• [To be done] Reproduce all of the records exactly.

• [Collection entries]
==================================================

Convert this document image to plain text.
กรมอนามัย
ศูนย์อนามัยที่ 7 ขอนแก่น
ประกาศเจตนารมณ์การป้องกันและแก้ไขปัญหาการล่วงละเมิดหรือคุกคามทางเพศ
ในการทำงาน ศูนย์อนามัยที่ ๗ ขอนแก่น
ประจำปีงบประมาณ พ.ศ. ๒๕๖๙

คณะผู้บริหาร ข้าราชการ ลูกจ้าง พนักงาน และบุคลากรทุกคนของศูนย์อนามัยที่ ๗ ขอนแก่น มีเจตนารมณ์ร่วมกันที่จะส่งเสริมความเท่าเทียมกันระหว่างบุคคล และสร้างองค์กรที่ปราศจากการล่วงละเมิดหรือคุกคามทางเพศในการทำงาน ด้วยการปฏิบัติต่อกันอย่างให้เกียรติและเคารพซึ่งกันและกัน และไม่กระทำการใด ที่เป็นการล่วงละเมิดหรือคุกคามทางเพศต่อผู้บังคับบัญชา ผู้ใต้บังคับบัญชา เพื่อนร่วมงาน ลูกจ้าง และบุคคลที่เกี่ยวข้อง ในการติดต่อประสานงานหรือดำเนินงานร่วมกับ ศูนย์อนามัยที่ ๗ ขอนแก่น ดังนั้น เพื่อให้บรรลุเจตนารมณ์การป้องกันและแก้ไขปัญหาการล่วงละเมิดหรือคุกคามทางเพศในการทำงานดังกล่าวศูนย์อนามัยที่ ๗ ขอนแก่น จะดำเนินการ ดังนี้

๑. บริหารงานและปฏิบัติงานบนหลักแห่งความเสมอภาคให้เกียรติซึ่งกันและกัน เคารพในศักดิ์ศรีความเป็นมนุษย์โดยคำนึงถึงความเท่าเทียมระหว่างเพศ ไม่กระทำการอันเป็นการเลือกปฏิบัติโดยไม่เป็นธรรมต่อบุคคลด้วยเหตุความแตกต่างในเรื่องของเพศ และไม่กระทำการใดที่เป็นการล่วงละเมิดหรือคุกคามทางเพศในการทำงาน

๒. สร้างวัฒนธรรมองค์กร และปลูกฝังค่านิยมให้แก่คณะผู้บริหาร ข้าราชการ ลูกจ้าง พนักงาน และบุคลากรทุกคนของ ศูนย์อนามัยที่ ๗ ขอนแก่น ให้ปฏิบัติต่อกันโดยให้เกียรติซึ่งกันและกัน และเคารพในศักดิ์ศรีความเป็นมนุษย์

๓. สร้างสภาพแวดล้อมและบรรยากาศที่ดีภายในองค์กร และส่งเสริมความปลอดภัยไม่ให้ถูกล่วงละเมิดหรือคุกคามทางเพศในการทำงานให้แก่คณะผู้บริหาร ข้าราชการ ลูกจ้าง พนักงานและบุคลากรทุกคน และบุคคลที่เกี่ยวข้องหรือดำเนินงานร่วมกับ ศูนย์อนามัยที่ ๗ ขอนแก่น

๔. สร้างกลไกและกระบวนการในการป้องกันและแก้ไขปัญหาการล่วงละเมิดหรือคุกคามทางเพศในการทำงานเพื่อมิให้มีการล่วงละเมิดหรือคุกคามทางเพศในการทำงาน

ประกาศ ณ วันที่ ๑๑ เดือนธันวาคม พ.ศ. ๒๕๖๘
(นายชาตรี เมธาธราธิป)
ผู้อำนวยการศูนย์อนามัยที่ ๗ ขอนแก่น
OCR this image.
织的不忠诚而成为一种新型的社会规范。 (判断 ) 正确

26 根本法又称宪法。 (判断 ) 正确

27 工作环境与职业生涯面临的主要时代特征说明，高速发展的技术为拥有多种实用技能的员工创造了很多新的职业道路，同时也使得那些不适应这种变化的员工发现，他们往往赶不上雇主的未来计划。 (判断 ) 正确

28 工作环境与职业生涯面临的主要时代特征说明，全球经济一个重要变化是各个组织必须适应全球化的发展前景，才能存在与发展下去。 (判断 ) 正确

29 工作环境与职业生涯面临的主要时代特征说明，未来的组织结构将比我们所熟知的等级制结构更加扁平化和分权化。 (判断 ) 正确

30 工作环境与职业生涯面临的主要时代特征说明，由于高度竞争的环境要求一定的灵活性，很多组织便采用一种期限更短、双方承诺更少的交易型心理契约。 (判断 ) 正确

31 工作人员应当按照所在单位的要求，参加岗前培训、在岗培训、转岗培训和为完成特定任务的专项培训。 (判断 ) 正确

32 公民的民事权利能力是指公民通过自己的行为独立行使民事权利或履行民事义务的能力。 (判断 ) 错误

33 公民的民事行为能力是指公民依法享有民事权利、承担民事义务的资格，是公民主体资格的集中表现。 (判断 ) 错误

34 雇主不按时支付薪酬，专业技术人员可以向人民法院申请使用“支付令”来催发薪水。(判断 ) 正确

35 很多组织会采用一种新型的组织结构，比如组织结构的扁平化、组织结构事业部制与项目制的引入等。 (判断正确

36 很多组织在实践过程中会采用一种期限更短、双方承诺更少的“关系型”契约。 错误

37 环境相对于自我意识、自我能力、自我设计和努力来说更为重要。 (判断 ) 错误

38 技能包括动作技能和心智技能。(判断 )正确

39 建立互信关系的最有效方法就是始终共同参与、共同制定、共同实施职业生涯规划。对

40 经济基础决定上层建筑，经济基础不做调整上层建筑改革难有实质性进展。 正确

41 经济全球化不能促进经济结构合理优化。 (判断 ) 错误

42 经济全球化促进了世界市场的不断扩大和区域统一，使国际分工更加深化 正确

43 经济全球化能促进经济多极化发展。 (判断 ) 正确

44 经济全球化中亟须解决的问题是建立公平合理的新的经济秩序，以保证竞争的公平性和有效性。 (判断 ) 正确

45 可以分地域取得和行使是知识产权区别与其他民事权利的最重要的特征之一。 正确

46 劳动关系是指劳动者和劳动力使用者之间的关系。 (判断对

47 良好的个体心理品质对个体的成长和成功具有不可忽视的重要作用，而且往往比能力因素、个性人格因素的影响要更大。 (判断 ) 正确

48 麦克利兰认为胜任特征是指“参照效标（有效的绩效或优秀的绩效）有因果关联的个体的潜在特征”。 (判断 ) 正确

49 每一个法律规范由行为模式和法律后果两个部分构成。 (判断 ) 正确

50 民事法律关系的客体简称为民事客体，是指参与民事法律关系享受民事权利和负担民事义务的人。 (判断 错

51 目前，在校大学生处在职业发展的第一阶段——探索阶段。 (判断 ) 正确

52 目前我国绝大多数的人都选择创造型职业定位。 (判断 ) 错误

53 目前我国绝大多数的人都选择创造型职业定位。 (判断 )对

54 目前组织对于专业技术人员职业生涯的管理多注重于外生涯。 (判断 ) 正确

==================================================

• [Response]
Convert this document image to plain text.
กรมอนามัย
ศูนย์อนามัยที่ 7 ขอนแก่น
ประกาศเจตนารมณ์การป้องกันและแก้ไขปัญหาการล่วงละเมิดหรือคุกคามทางเพศ
ในการทำงาน ศูนย์อนามัยที่ ๗ ขอนแก่น
ประจำปีงบประมาณ พ.ศ. ๒๕๖๙

คณะผู้บริหาร ข้าราชการ ลูกจ้าง พนักงาน และบุคลากรทุกคนของศูนย์อนามัยที่ ๗ ขอนแก่น มีเจตนารมณ์ร่วมกันที่จะส่งเสริมความเท่าเทียมกันระหว่างบุคคล และสร้างองค์กรที่ปราศจากการล่วงละเมิดหรือคุกคามทางเพศในการทำงาน ด้วยการปฏิบัติต่อกันอย่างให้เกียรติและเคารพซึ่งกันและกัน และไม่กระทำการใด ที่เป็นการล่วงละเมิดหรือคุกคามทางเพศต่อผู้บังคับบัญชา ผู้ใต้บังคับบัญชา เพื่อนร่วมงาน ลูกจ้าง และบุคคลที่เกี่ยวข้อง ในการติดต่อประสานงานหรือดำเนินงานร่วมกับ ศูนย์อนามัยที่ ๗ ขอนแก่น ดังนั้น เพื่อให้บรรลุเจตนารมณ์การป้องกันและแก้ไขปัญหาการล่วงละเมิดหรือคุกคามทางเพศในการทำงานดังกล่าวศูนย์อนามัยที่ ๗ ขอนแก่น จะดำเนินการ ดังนี้

๑. บริหารงานและปฏิบัติงานบนหลักแห่งความเสมอภาคให้เกียรติซึ่งกันและกัน เคารพในศักดิ์ศรีความเป็นมนุษย์โดยคำนึงถึงความเท่าเทียมระหว่างเพศ ไม่กระทำการอันเป็นการเลือกปฏิบัติโดยไม่เป็นธรรมต่อบุคคลด้วยเหตุความแตกต่างในเรื่องของเพศ และไม่กระทำการใดที่เป็นการล่วงละเมิดหรือคุกคามทางเพศในการทำงาน

๒. สร้างวัฒนธรรมองค์กร และปลูกฝังค่านิยมให้แก่คณะผู้บริหาร ข้าราชการ ลูกจ้าง พนักงาน และบุคลากรทุกคนของ ศูนย์อนามัยที่ ๗ ขอนแก่น ให้ปฏิบัติต่อกันโดยให้เกียรติซึ่งกันและกัน และเคารพในศักดิ์ศรีความเป็นมนุษย์

๓. สร้างสภาพแวดล้อมและบรรยากาศที่ดีภายในองค์กร และส่งเสริมความปลอดภัยไม่ให้ถูกล่วงละเมิดหรือคุกคามทางเพศในการทำงานให้แก่คณะผู้บริหาร ข้าราชการ ลูกจ้าง พนักงานและบุคลากรทุกคน และบุคคลที่เกี่ยวข้องหรือดำเนินงานร่วมกับ ศูนย์อนามัยที่ ๗ ขอนแก่น

๔. สร้างกลไกและกระบวนการในการป้องกันและแก้ไขปัญหาการล่วงละเมิดหรือคุกคามทางเพศในการทำงานเพื่อมิให้มีการล่วงละเมิดหรือคุกคามทางเพศในการทำงาน

ประกาศ ณ วันที่ ๑๑ เดือนธันวาคม พ.ศ. ๒๕๖๘
(นายชาตรี เมธาธราธิป)
ผู้อำนวยการศูนย์อนามัยที่ ๗ ขอนแก่น
OCR this image.
织的不忠诚而成为一种新型的社会规范。 (判断 ) 正确

26 根本法又称宪法。 (判断 ) 正确

27 工作环境与职业生涯面临的主要时代特征说明，高速发展的技术为拥有多种实用技能的员工创造了很多新的职业道路，同时也使得那些不适应这种变化的员工发现，他们往往赶不上雇主的未来计划。 (判断 ) 正确

28 工作环境与职业生涯面临的主要时代特征说明，全球经济一个重要变化是各个组织必须适应全球化的发展前景，才能存在与发展下去。 (判断 ) 正确

29 工作环境与职业生涯面临的主要时代特征说明，未来的组织结构将比我们所熟知的等级制结构更加扁平化和分权化。 (判断 ) 正确

30 工作环境与职业生涯面临的主要时代特征说明，由于高度竞争的环境要求一定的灵活性，很多组织便采用一种期限更短、双方承诺更少的交易型心理契约。 (判断 ) 正确

31 工作人员应当按照所在单位的要求，参加岗前培训、在岗培训、转岗培训和为完成特定任务的专项培训。 (判断 ) 正确

32 公民的民事权利能力是指公民通过自己的行为独立行使民事权利或履行民事义务的能力。 (判断 ) 错误

33 公民的民事行为能力是指公民依法享有民事权利、承担民事义务的资格，是公民主体资格的集中表现。 (判断 ) 错误

34 雇主不按时支付薪酬，专业技术人员可以向人民法院申请使用“支付令”来催发薪水。(判断 ) 正确

35 很多组织会采用一种新型的组织结构，比如组织结构的扁平化、组织结构事业部制与项目制的引入等。 (判断正确

36 很多组织在实践过程中会采用一种期限更短、双方承诺更少的“关系型”契约。 错误

37 环境相对于自我意识、自我能力、自我设计和努力来说更为重要。 (判断 ) 错误

38 技能包括动作技能和心智技能。(判断 )正确

39 建立互信关系的最有效方法就是始终共同参与、共同制定、共同实施职业生涯规划。对

40 经济基础决定上层建筑，经济基础不做调整上层建筑改革难有实质性进展。 正确

41 经济全球化不能促进经济结构合理优化。 (判断 ) 错误

42 经济全球化促进了世界市场的不断扩大和区域统一，使国际分工更加深化 正确

43 经济全球化能促进经济多极化发展。 (判断 ) 正确

44 经济全球化中亟须解决的问题是建立公平合理的新的经济秩序，以保证竞争的公平性和有效性。 (判断 ) 正确

45 可以分地域取得和行使是知识产权区别与其他民事权利的最重要的特征之一。 正确

46 劳动关系是指劳动者和劳动力使用者之间的关系。 (判断对

47 良好的个体心理品质对个体的成长和成功具有不可忽视的重要作用，而且往往比能力因素、个性人格因素的影响要更大。 (判断 ) 正确

48 麦克利兰认为胜任特征是指“参照效标（有效的绩效或优秀的绩效）有因果关联的个体的潜在特征”。 (判断 ) 正确

49 每一个法律规范由行为模式和法律后果两个部分构成。 (判断 ) 正确

50 民事法律关系的客体简称为民事客体，是指参与民事法律关系享受民事权利和负担民事义务的人。 (判断 错

51 目前，在校大学生处在职业发展的第一阶段——探索阶段。 (判断 ) 正确

52 目前我国绝大多数的人都选择创造型职业定位。 (判断 ) 错误

53 目前我国绝大多数的人都选择创造型职业定位。 (判断 )对

54 目前组织对于专业技术人员职业生涯的管理多注重于外生涯。 (判断 ) 正确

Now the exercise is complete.